-- Begin EXCERPT PROVIDED --
Lab 10

4. Generate a simulated two-class data set with 100 observations and two features in which there is a visible but non-linear separation between the two classes. Show that in this setting, a support vector machine with a polynomial kernel (with degree greater than 1) or a radial kernel will outperform a support vector classifier on the training data. Which technique performs best on the test data? Make plots and report training and test error rates in order to back up your assertions.

library(e1071)
library(ggplot2)

## Warning: package 'ggplot2' was built under R version 4.3.3

library(caret)

## Loading required package: lattice

set.seed(1)

x <- matrix(rnorm(200 * 2), ncol = 2)
-- End EXCERPT PROVIDED --
**DIRECTIVES**
**a.** Answer these questions about the SVM lab exercise:
(i) How many observations should the simulated data set contain?
(ii) What value is passed to set.seed?
(iii) Which package produces a warning that it was built under R version 4.3.3?
**b.** Write the next part of the SVM lab exercise, starting right after the line that creates the matrix x.
The items here come from a different source than the lab text.
-- Begin PROVIDED MATERIAL --
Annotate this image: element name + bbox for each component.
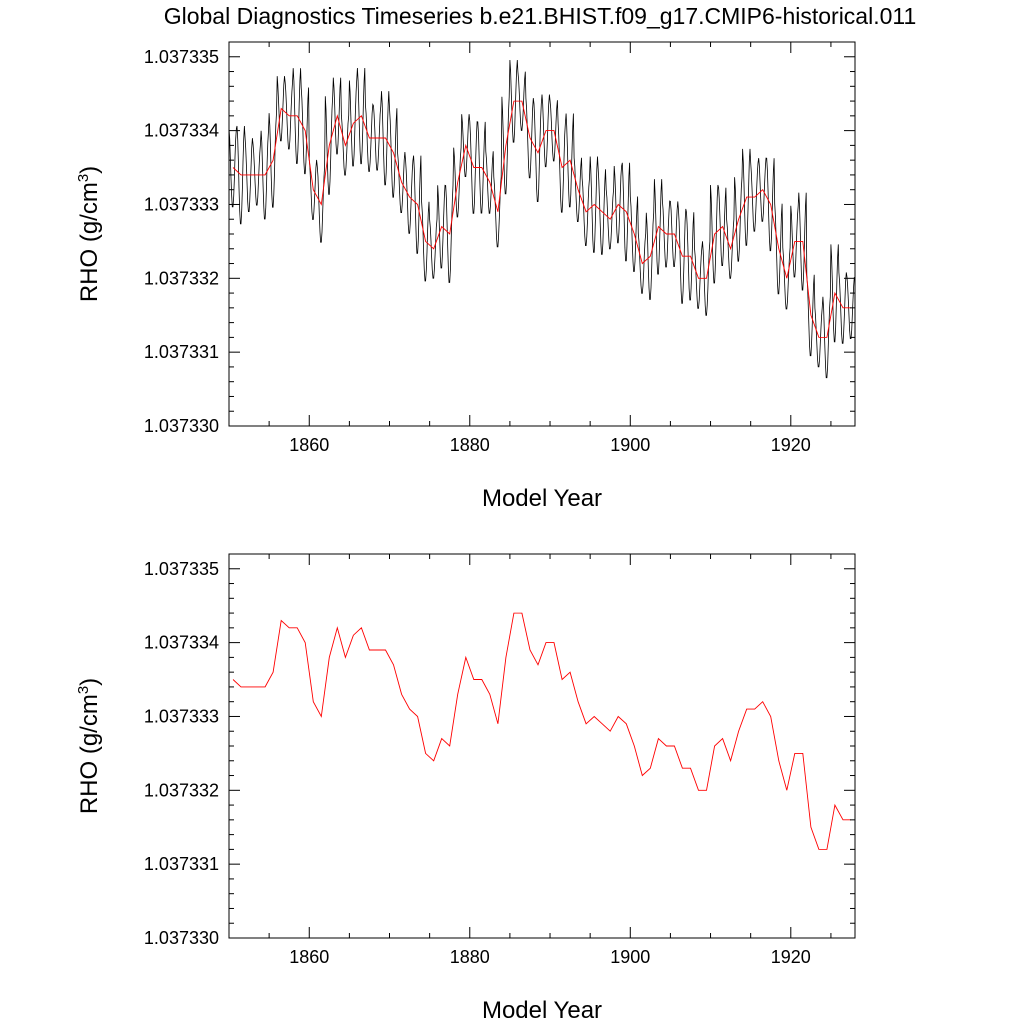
x-tick-label: 1860 xyxy=(289,947,329,967)
y-tick-label: 1.037332 xyxy=(144,780,219,800)
y-tick-label: 1.037335 xyxy=(144,47,219,67)
x-tick-label: 1880 xyxy=(450,435,490,455)
y-tick-label: 1.037332 xyxy=(144,268,219,288)
y-axis-label: RHO (g/cm3) xyxy=(75,166,103,302)
annual-mean-line xyxy=(233,613,851,849)
annual-mean-line xyxy=(233,101,851,337)
y-tick-label: 1.037333 xyxy=(144,706,219,726)
y-tick-label: 1.037331 xyxy=(144,342,219,362)
y-tick-label: 1.037334 xyxy=(144,633,219,653)
x-tick-label: 1900 xyxy=(610,435,650,455)
monthly-series-line xyxy=(229,60,854,378)
x-tick-label: 1900 xyxy=(610,947,650,967)
y-tick-label: 1.037330 xyxy=(144,928,219,948)
y-axis-label: RHO (g/cm3) xyxy=(75,678,103,814)
x-tick-label: 1880 xyxy=(450,947,490,967)
x-tick-label: 1860 xyxy=(289,435,329,455)
x-tick-label: 1920 xyxy=(771,435,811,455)
y-tick-label: 1.037335 xyxy=(144,559,219,579)
y-tick-label: 1.037331 xyxy=(144,854,219,874)
chart-panel-2: 1860 1880 1900 1920 1.037330 1.037331 1.037332… xyxy=(75,553,856,1024)
y-tick-label: 1.037330 xyxy=(144,416,219,436)
chart-panel-1: 1860 1880 1900 1920 1.037330 1.037331 1.037332… xyxy=(75,41,856,512)
chart-title: Global Diagnostics Timeseries b.e21.BHIS… xyxy=(163,3,917,29)
x-tick-label: 1920 xyxy=(771,947,811,967)
plot-frame xyxy=(228,553,856,939)
y-tick-label: 1.037334 xyxy=(144,121,219,141)
y-tick-label: 1.037333 xyxy=(144,194,219,214)
x-axis-label: Model Year xyxy=(482,485,602,512)
x-axis-label: Model Year xyxy=(482,997,602,1024)
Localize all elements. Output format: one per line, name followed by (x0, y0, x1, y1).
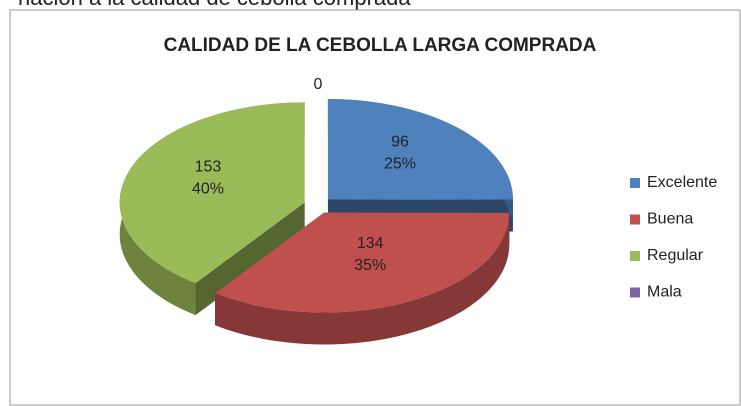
slice-side (195, 202, 305, 316)
slice-top (215, 212, 510, 313)
slice-top (327, 99, 513, 200)
legend-label: Excelente (647, 174, 717, 191)
legend-label: Buena (647, 211, 693, 228)
legend-swatch (630, 178, 640, 188)
data-label: 96 (391, 133, 409, 150)
percent-label: 25% (384, 155, 416, 172)
percent-label: 40% (192, 181, 224, 198)
legend-swatch (630, 287, 640, 298)
slice (215, 212, 510, 345)
slice (119, 102, 305, 316)
data-label: 0 (314, 76, 323, 93)
legend-swatch (630, 251, 640, 261)
legend-label: Mala (647, 284, 682, 301)
chart-title: CALIDAD DE LA CEBOLLA LARGA COMPRADA (164, 35, 597, 56)
caption: nación a la calidad de cebolla comprada (18, 0, 411, 10)
slice-top (119, 102, 305, 284)
data-label: 153 (195, 159, 222, 176)
legend-swatch (630, 214, 640, 225)
slice-rim (215, 212, 510, 345)
percent-label: 35% (354, 257, 386, 274)
data-label: 134 (357, 235, 384, 252)
legend-label: Regular (647, 247, 704, 264)
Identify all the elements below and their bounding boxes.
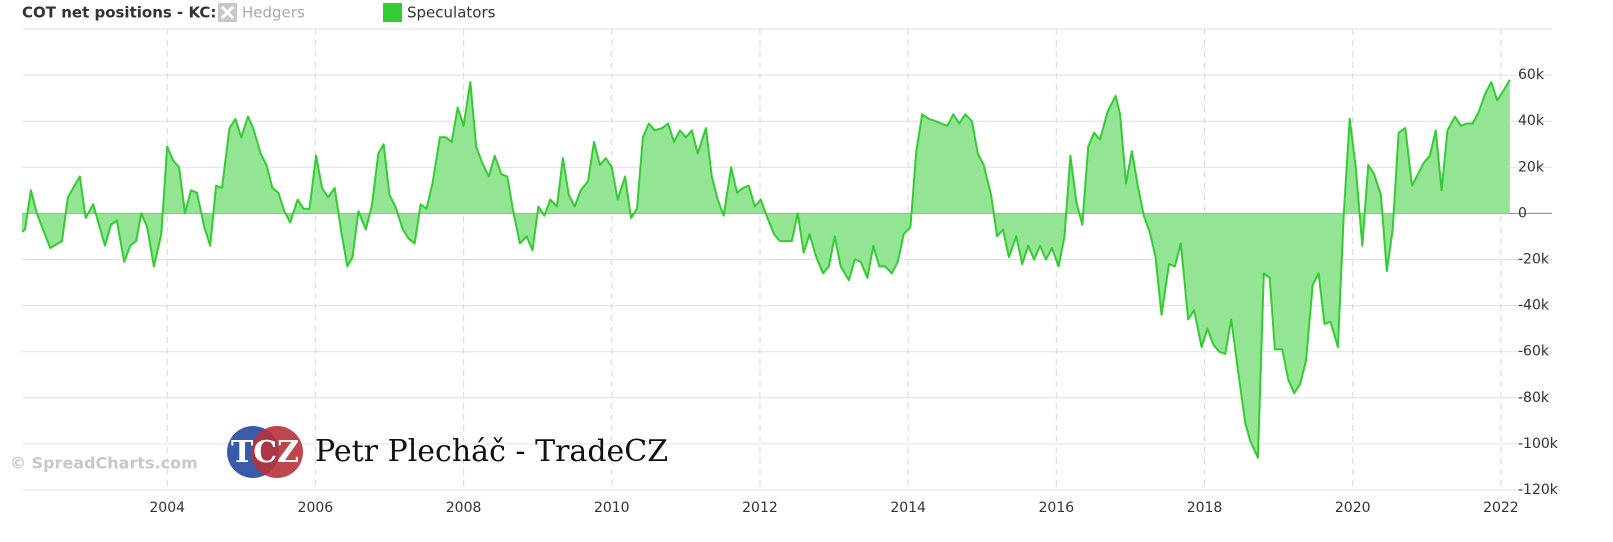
x-tick-label: 2004 — [149, 500, 185, 516]
y-tick-label: -60k — [1518, 344, 1550, 360]
legend-item[interactable]: Speculators — [383, 3, 496, 22]
x-tick-label: 2010 — [594, 500, 630, 516]
legend-swatch — [383, 3, 402, 22]
logo-text: TCZ — [231, 435, 299, 470]
x-tick-label: 2020 — [1335, 500, 1371, 516]
x-tick-label: 2012 — [742, 500, 778, 516]
logo-circle — [251, 426, 303, 478]
y-tick-label: -20k — [1518, 252, 1550, 268]
y-tick-label: -40k — [1518, 298, 1550, 314]
area — [22, 79, 1510, 458]
y-tick-label: -80k — [1518, 390, 1550, 406]
plot — [21, 79, 1511, 459]
signature: Petr Plecháč - TradeCZ — [315, 434, 668, 469]
x-tick-label: 2006 — [298, 500, 334, 516]
chart-title: COT net positions - KC: — [22, 4, 216, 22]
y-tick-label: 20k — [1518, 159, 1545, 175]
legend-label: Speculators — [407, 4, 496, 22]
x-tick-label: 2022 — [1483, 500, 1519, 516]
x-tick-label: 2008 — [446, 500, 482, 516]
legend[interactable]: Hedgers Speculators — [218, 3, 496, 22]
y-tick-label: 0 — [1518, 205, 1527, 221]
x-tick-label: 2016 — [1039, 500, 1075, 516]
legend-disabled-icon — [220, 5, 235, 20]
x-tick-label: 2014 — [890, 500, 926, 516]
logo: TCZ — [227, 426, 303, 478]
watermark: © SpreadCharts.com — [10, 454, 198, 473]
legend-item[interactable]: Hedgers — [218, 3, 305, 22]
x-tick-label: 2018 — [1187, 500, 1223, 516]
y-tick-label: 60k — [1518, 67, 1545, 83]
y-tick-label: 40k — [1518, 113, 1545, 129]
line — [21, 79, 1511, 459]
y-tick-label: -120k — [1518, 482, 1559, 498]
y-tick-label: -100k — [1518, 436, 1559, 452]
legend-label: Hedgers — [242, 4, 305, 22]
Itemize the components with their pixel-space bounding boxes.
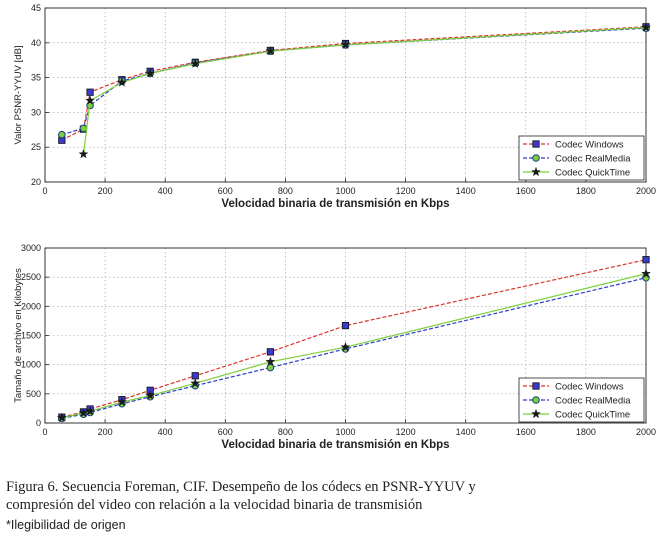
x-tick-label: 0 xyxy=(42,186,47,196)
x-tick-label: 1800 xyxy=(576,427,596,437)
filesize-chart: 0 200 400 600 800 1000 1200 1400 1600 1800 2000 0 50… xyxy=(13,243,656,451)
data-point xyxy=(145,68,156,78)
legend-box xyxy=(518,377,645,423)
legend-box xyxy=(518,135,645,181)
legend-marker xyxy=(531,408,541,419)
x-tick-label: 400 xyxy=(158,186,173,196)
y-axis-label: Tamaño de archivo en Kilobytes xyxy=(13,268,24,403)
y-tick-label: 500 xyxy=(26,389,41,399)
caption-line-2: compresión del video con relación a la v… xyxy=(6,497,423,513)
y-tick-label: 25 xyxy=(31,142,41,152)
y-tick-label: 2000 xyxy=(21,301,41,311)
data-point xyxy=(85,95,96,105)
legend-label: Codec Windows xyxy=(555,140,624,151)
legend-marker xyxy=(532,140,540,148)
data-point xyxy=(79,124,88,133)
y-tick-label: 45 xyxy=(31,3,41,13)
x-tick-label: 0 xyxy=(42,427,47,437)
data-point xyxy=(340,341,351,352)
x-tick-label: 200 xyxy=(98,186,113,196)
x-tick-label: 800 xyxy=(278,427,293,437)
legend: Codec Windows Codec RealMedia Codec QuickT… xyxy=(518,377,645,423)
legend-marker xyxy=(532,396,540,404)
x-tick-label: 1200 xyxy=(396,186,416,196)
y-tick-label: 30 xyxy=(31,107,41,117)
data-point xyxy=(642,256,650,264)
data-point xyxy=(641,22,651,32)
x-tick-label: 1400 xyxy=(456,427,476,437)
x-tick-label: 2000 xyxy=(636,427,656,437)
x-tick-label: 1200 xyxy=(396,427,416,437)
x-axis-label: Velocidad binaria de transmisión en Kbps xyxy=(221,198,449,210)
plot-frame xyxy=(44,247,647,424)
data-point xyxy=(116,77,127,87)
data-point xyxy=(190,378,201,388)
legend-label: Codec QuickTime xyxy=(555,168,630,179)
y-tick-label: 40 xyxy=(31,38,41,48)
y-tick-label: 2500 xyxy=(21,272,41,282)
caption-line-1: Figura 6. Secuencia Foreman, CIF. Desemp… xyxy=(6,479,476,495)
data-point xyxy=(265,356,276,366)
data-point xyxy=(265,45,276,56)
data-point xyxy=(145,390,156,400)
legend-marker xyxy=(532,382,540,390)
legend-label: Codec QuickTime xyxy=(555,410,630,421)
y-tick-label: 20 xyxy=(31,177,41,187)
x-tick-label: 1400 xyxy=(456,186,476,196)
data-point xyxy=(191,372,199,380)
y-tick-label: 3000 xyxy=(21,243,41,253)
data-point xyxy=(58,130,66,139)
x-tick-label: 600 xyxy=(218,186,233,196)
y-tick-label: 1500 xyxy=(21,331,41,341)
data-point xyxy=(341,321,350,330)
x-tick-label: 200 xyxy=(98,427,113,437)
psnr-chart: 0 200 400 600 800 1000 1200 1400 1600 1800 2000 20 2… xyxy=(13,3,656,210)
source-note: *Ilegibilidad de origen xyxy=(6,518,126,532)
data-point xyxy=(340,39,351,50)
legend-label: Codec Windows xyxy=(555,382,624,393)
y-axis-label: Valor PSNR-YYUV [dB] xyxy=(13,45,24,144)
plot-frame xyxy=(44,7,647,183)
legend: Codec Windows Codec RealMedia Codec QuickT… xyxy=(518,135,645,181)
data-point xyxy=(56,412,67,422)
series-line xyxy=(61,26,647,141)
legend-marker xyxy=(532,154,540,162)
legend-label: Codec RealMedia xyxy=(555,154,631,165)
data-point xyxy=(190,58,201,68)
x-tick-label: 800 xyxy=(278,186,293,196)
data-point xyxy=(78,407,89,418)
data-point xyxy=(266,348,274,356)
data-point xyxy=(266,363,275,372)
y-tick-label: 35 xyxy=(31,73,41,83)
x-tick-label: 1600 xyxy=(516,427,536,437)
data-point xyxy=(86,88,94,96)
x-tick-label: 400 xyxy=(158,427,173,437)
x-tick-label: 1600 xyxy=(516,186,536,196)
series-line xyxy=(82,26,647,155)
y-tick-label: 1000 xyxy=(21,360,41,370)
series-codec-quicktime xyxy=(56,268,651,422)
x-tick-label: 1000 xyxy=(335,427,355,437)
x-tick-label: 1000 xyxy=(335,186,355,196)
series-codec-quicktime xyxy=(78,22,651,159)
x-axis-label: Velocidad binaria de transmisión en Kbps xyxy=(221,439,449,451)
legend-marker xyxy=(531,166,541,177)
x-tick-label: 1800 xyxy=(576,186,596,196)
data-point xyxy=(85,406,96,416)
x-tick-label: 2000 xyxy=(636,186,656,196)
legend-label: Codec RealMedia xyxy=(555,396,631,407)
data-point xyxy=(78,148,89,159)
y-tick-label: 0 xyxy=(36,418,41,428)
figure-caption: Figura 6. Secuencia Foreman, CIF. Desemp… xyxy=(6,478,646,514)
data-point xyxy=(116,396,127,407)
x-tick-label: 600 xyxy=(218,427,233,437)
data-point xyxy=(641,268,651,278)
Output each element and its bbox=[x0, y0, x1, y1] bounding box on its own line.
-- End PROVIDED MATERIAL --
**ANSWERS IN ORDER**
**a.**
(i) 100
(ii) 1
(iii) ggplot2

**b.**
x[1:100, ] <- x[1:100, ] + 2
x[101:150, ] <- x[101:150, ] - 2
y <- c(rep(1, 150), rep(0, 50))
dat <- data.frame(X1 = x[, 1], X2 = x[, 2], y = as.factor(y))

train_index <- sample(1:200, 150)
train <- dat[train_index, ]
test <- dat[-train_index, ]

svm.linear <- svm(y ~ ., data = train, kernel = "linear", cost = 1)
train.pred.linear <- predict(svm.linear, train)
test.pred.linear <- predict(svm.linear, test)

train.err.linear <- mean(train.pred.linear != train$y)
test.err.linear <- mean(test.pred.linear != test$y)
train.err.linear; test.err.linear

## [1] 0.28

## [1] 0.16

svm.poly <- svm(y ~ ., data = train, kernel = "polynomial", degree = 3, cost = 1)
train.pred.poly <- predict(svm.poly, train)
test.pred.poly <- predict(svm.poly, test)

train.err.poly <- mean(train.pred.poly != train$y)
test.err.poly <- mean(test.pred.poly != test$y)
train.err.poly; test.err.poly

## [1] 0.28

## [1] 0.16

svm.rbf <- svm(y ~ ., data = train, kernel = "radial", gamma = 1, cost = 1)
train.pred.rbf <- predict(svm.rbf, train)
test.pred.rbf <- predict(svm.rbf, test)

train.err.rbf <- mean(train.pred.rbf != train$y)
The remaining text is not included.